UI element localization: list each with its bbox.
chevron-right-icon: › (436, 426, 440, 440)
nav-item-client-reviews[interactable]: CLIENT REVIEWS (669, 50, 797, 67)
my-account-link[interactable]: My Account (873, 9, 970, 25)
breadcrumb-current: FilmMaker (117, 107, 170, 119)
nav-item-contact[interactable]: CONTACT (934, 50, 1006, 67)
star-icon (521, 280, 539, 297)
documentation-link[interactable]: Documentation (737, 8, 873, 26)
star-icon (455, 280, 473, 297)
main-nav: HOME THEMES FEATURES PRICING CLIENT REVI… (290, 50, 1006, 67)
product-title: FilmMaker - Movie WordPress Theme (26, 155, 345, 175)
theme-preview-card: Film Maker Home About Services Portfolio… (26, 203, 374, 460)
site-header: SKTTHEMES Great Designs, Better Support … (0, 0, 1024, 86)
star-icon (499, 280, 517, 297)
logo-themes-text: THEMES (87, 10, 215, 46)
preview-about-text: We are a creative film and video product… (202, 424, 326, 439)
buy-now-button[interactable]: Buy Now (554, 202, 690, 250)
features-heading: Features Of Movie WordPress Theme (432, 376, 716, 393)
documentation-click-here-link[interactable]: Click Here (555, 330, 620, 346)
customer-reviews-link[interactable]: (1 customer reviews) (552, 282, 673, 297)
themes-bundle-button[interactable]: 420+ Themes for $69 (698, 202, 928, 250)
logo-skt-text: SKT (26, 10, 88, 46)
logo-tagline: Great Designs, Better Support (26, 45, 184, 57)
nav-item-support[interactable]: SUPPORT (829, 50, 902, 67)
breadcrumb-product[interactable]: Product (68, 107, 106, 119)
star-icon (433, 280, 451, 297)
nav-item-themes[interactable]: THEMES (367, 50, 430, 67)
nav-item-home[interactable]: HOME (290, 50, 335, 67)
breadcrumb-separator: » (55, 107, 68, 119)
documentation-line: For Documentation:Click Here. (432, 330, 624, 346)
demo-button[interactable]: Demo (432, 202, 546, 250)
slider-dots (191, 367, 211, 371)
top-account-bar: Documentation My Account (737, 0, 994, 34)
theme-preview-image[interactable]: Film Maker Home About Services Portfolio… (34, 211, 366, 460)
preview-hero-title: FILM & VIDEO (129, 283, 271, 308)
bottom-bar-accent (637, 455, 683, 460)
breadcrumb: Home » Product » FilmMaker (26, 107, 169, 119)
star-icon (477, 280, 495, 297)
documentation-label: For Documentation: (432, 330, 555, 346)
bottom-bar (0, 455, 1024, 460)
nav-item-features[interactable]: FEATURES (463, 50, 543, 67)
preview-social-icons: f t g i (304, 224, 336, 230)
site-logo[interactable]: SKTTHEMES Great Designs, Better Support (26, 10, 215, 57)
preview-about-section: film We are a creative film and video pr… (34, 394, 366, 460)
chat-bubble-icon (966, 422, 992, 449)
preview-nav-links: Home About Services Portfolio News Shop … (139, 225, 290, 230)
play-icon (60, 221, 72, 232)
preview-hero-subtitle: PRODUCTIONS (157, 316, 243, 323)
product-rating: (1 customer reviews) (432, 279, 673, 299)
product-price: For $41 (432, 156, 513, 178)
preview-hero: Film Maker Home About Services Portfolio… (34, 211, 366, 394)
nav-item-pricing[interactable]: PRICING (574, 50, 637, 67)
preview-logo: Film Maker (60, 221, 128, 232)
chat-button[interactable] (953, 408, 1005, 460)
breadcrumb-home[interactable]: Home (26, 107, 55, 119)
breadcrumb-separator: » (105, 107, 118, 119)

*****

▸ **DIRECTIVE**:
Format the records above as a JSON list of strings, with one string per line and blank lines omitted.

▸ **IN RESPONSE**:
[
  "UI element localization: list each with its bbox.",
  "chevron-right-icon: › (436, 426, 440, 440)",
  "nav-item-client-reviews[interactable]: CLIENT REVIEWS (669, 50, 797, 67)",
  "my-account-link[interactable]: My Account (873, 9, 970, 25)",
  "breadcrumb-current: FilmMaker (117, 107, 170, 119)",
  "nav-item-contact[interactable]: CONTACT (934, 50, 1006, 67)",
  "star-icon (521, 280, 539, 297)",
  "documentation-link[interactable]: Documentation (737, 8, 873, 26)",
  "star-icon (455, 280, 473, 297)",
  "main-nav: HOME THEMES FEATURES PRICING CLIENT REVI… (290, 50, 1006, 67)",
  "product-title: FilmMaker - Movie WordPress Theme (26, 155, 345, 175)",
  "theme-preview-card: Film Maker Home About Services Portfolio… (26, 203, 374, 460)",
  "site-header: SKTTHEMES Great Designs, Better Support … (0, 0, 1024, 86)",
  "star-icon (499, 280, 517, 297)",
  "logo-themes-text: THEMES (87, 10, 215, 46)",
  "preview-about-text: We are a creative film and video product… (202, 424, 326, 439)",
  "buy-now-button[interactable]: Buy Now (554, 202, 690, 250)",
  "features-heading: Features Of Movie WordPress Theme (432, 376, 716, 393)",
  "documentation-click-here-link[interactable]: Click Here (555, 330, 620, 346)",
  "customer-reviews-link[interactable]: (1 customer reviews) (552, 282, 673, 297)",
  "themes-bundle-button[interactable]: 420+ Themes for $69 (698, 202, 928, 250)",
  "logo-skt-text: SKT (26, 10, 88, 46)",
  "logo-tagline: Great Designs, Better Support (26, 45, 184, 57)",
  "nav-item-support[interactable]: SUPPORT (829, 50, 902, 67)",
  "breadcrumb-product[interactable]: Product (68, 107, 106, 119)",
  "star-icon (433, 280, 451, 297)",
  "nav-item-themes[interactable]: THEMES (367, 50, 430, 67)",
  "nav-item-home[interactable]: HOME (290, 50, 335, 67)",
  "breadcrumb-separator: » (55, 107, 68, 119)",
  "documentation-line: For Documentation:Click Here. (432, 330, 624, 346)",
  "demo-button[interactable]: Demo (432, 202, 546, 250)",
  "slider-dots (191, 367, 211, 371)",
  "top-account-bar: Documentation My Account (737, 0, 994, 34)",
  "theme-preview-image[interactable]: Film Maker Home About Services Portfolio… (34, 211, 366, 460)",
  "preview-hero-title: FILM & VIDEO (129, 283, 271, 308)",
  "bottom-bar-accent (637, 455, 683, 460)",
  "breadcrumb: Home » Product » FilmMaker (26, 107, 169, 119)",
  "star-icon (477, 280, 495, 297)",
  "documentation-label: For Documentation: (432, 330, 555, 346)",
  "bottom-bar (0, 455, 1024, 460)",
  "nav-item-features[interactable]: FEATURES (463, 50, 543, 67)",
  "preview-social-icons: f t g i (304, 224, 336, 230)",
  "site-logo[interactable]: SKTTHEMES Great Designs, Better Support (26, 10, 215, 57)",
  "preview-about-section: film We are a creative film and video pr… (34, 394, 366, 460)",
  "chat-bubble-icon (966, 422, 992, 449)",
  "preview-nav-links: Home About Services Portfolio News Shop … (139, 225, 290, 230)",
  "play-icon (60, 221, 72, 232)",
  "preview-hero-subtitle: PRODUCTIONS (157, 316, 243, 323)",
  "product-rating: (1 customer reviews) (432, 279, 673, 299)",
  "product-price: For $41 (432, 156, 513, 178)",
  "preview-hero: Film Maker Home About Services Portfolio… (34, 211, 366, 394)",
  "nav-item-pricing[interactable]: PRICING (574, 50, 637, 67)",
  "preview-logo: Film Maker (60, 221, 128, 232)",
  "chat-button[interactable] (953, 408, 1005, 460)",
  "breadcrumb-home[interactable]: Home (26, 107, 55, 119)",
  "breadcrumb-separator: » (105, 107, 118, 119)"
]